begin Data for this task

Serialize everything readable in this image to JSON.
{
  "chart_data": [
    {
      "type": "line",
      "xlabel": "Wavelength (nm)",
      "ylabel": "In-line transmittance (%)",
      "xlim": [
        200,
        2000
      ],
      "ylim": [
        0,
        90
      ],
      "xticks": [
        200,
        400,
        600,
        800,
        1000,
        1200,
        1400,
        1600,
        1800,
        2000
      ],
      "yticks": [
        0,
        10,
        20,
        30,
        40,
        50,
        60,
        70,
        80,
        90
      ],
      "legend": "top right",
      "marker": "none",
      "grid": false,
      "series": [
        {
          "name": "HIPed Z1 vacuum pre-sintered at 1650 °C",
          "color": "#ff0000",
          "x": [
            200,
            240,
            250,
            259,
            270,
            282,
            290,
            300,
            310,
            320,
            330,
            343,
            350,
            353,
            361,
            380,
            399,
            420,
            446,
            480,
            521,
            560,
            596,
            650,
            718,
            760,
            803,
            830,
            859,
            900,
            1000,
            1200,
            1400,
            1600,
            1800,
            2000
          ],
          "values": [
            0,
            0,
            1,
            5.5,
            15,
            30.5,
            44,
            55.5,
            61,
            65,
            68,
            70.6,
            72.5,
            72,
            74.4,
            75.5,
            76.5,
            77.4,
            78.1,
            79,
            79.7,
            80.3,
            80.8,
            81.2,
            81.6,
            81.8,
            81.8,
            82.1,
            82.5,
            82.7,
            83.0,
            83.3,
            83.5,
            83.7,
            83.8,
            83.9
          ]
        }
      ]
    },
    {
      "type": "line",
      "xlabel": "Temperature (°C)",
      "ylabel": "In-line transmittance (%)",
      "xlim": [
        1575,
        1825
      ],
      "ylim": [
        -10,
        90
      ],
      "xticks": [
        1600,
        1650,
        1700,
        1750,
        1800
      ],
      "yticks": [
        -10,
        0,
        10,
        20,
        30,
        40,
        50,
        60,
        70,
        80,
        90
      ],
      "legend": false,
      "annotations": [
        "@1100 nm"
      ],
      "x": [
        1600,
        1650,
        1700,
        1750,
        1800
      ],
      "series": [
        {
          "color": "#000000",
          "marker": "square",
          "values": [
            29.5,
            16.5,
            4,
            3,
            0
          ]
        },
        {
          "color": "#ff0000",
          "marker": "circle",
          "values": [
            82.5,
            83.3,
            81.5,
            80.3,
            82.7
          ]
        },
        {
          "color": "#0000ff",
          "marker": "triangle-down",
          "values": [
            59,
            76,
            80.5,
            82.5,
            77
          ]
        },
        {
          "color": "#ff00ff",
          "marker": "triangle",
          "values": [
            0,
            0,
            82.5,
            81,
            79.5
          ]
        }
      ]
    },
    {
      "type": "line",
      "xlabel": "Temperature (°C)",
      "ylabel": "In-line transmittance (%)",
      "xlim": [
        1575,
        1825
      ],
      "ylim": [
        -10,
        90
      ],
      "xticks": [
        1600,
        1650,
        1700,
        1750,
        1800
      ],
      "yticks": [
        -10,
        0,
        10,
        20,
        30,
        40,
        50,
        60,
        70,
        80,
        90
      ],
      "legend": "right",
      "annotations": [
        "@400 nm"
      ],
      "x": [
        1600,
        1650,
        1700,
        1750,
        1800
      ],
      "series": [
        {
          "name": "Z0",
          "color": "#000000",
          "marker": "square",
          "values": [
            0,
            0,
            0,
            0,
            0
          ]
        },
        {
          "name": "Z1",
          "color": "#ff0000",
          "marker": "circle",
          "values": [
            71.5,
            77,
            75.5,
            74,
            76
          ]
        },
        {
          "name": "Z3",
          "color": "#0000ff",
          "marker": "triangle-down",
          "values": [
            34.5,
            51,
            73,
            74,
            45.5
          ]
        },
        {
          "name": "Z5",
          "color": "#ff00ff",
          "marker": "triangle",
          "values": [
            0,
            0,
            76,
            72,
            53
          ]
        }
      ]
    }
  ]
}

end Data for this task

> **Aim**: Your task is to print all of the records exactly.

> **Answer below**:
Serialize everything readable in this image to JSON.
{
  "chart_data": [
    {
      "type": "line",
      "xlabel": "Wavelength (nm)",
      "ylabel": "In-line transmittance (%)",
      "xlim": [
        200,
        2000
      ],
      "ylim": [
        0,
        90
      ],
      "xticks": [
        200,
        400,
        600,
        800,
        1000,
        1200,
        1400,
        1600,
        1800,
        2000
      ],
      "yticks": [
        0,
        10,
        20,
        30,
        40,
        50,
        60,
        70,
        80,
        90
      ],
      "legend": "top right",
      "marker": "none",
      "grid": false,
      "series": [
        {
          "name": "HIPed Z1 vacuum pre-sintered at 1650 °C",
          "color": "#ff0000",
          "x": [
            200,
            240,
            250,
            259,
            270,
            282,
            290,
            300,
            310,
            320,
            330,
            343,
            350,
            353,
            361,
            380,
            399,
            420,
            446,
            480,
            521,
            560,
            596,
            650,
            718,
            760,
            803,
            830,
            859,
            900,
            1000,
            1200,
            1400,
            1600,
            1800,
            2000
          ],
          "values": [
            0,
            0,
            1,
            5.5,
            15,
            30.5,
            44,
            55.5,
            61,
            65,
            68,
            70.6,
            72.5,
            72,
            74.4,
            75.5,
            76.5,
            77.4,
            78.1,
            79,
            79.7,
            80.3,
            80.8,
            81.2,
            81.6,
            81.8,
            81.8,
            82.1,
            82.5,
            82.7,
            83.0,
            83.3,
            83.5,
            83.7,
            83.8,
            83.9
          ]
        }
      ]
    },
    {
      "type": "line",
      "xlabel": "Temperature (°C)",
      "ylabel": "In-line transmittance (%)",
      "xlim": [
        1575,
        1825
      ],
      "ylim": [
        -10,
        90
      ],
      "xticks": [
        1600,
        1650,
        1700,
        1750,
        1800
      ],
      "yticks": [
        -10,
        0,
        10,
        20,
        30,
        40,
        50,
        60,
        70,
        80,
        90
      ],
      "legend": false,
      "annotations": [
        "@1100 nm"
      ],
      "x": [
        1600,
        1650,
        1700,
        1750,
        1800
      ],
      "series": [
        {
          "color": "#000000",
          "marker": "square",
          "values": [
            29.5,
            16.5,
            4,
            3,
            0
          ]
        },
        {
          "color": "#ff0000",
          "marker": "circle",
          "values": [
            82.5,
            83.3,
            81.5,
            80.3,
            82.7
          ]
        },
        {
          "color": "#0000ff",
          "marker": "triangle-down",
          "values": [
            59,
            76,
            80.5,
            82.5,
            77
          ]
        },
        {
          "color": "#ff00ff",
          "marker": "triangle",
          "values": [
            0,
            0,
            82.5,
            81,
            79.5
          ]
        }
      ]
    },
    {
      "type": "line",
      "xlabel": "Temperature (°C)",
      "ylabel": "In-line transmittance (%)",
      "xlim": [
        1575,
        1825
      ],
      "ylim": [
        -10,
        90
      ],
      "xticks": [
        1600,
        1650,
        1700,
        1750,
        1800
      ],
      "yticks": [
        -10,
        0,
        10,
        20,
        30,
        40,
        50,
        60,
        70,
        80,
        90
      ],
      "legend": "right",
      "annotations": [
        "@400 nm"
      ],
      "x": [
        1600,
        1650,
        1700,
        1750,
        1800
      ],
      "series": [
        {
          "name": "Z0",
          "color": "#000000",
          "marker": "square",
          "values": [
            0,
            0,
            0,
            0,
            0
          ]
        },
        {
          "name": "Z1",
          "color": "#ff0000",
          "marker": "circle",
          "values": [
            71.5,
            77,
            75.5,
            74,
            76
          ]
        },
        {
          "name": "Z3",
          "color": "#0000ff",
          "marker": "triangle-down",
          "values": [
            34.5,
            51,
            73,
            74,
            45.5
          ]
        },
        {
          "name": "Z5",
          "color": "#ff00ff",
          "marker": "triangle",
          "values": [
            0,
            0,
            76,
            72,
            53
          ]
        }
      ]
    }
  ]
}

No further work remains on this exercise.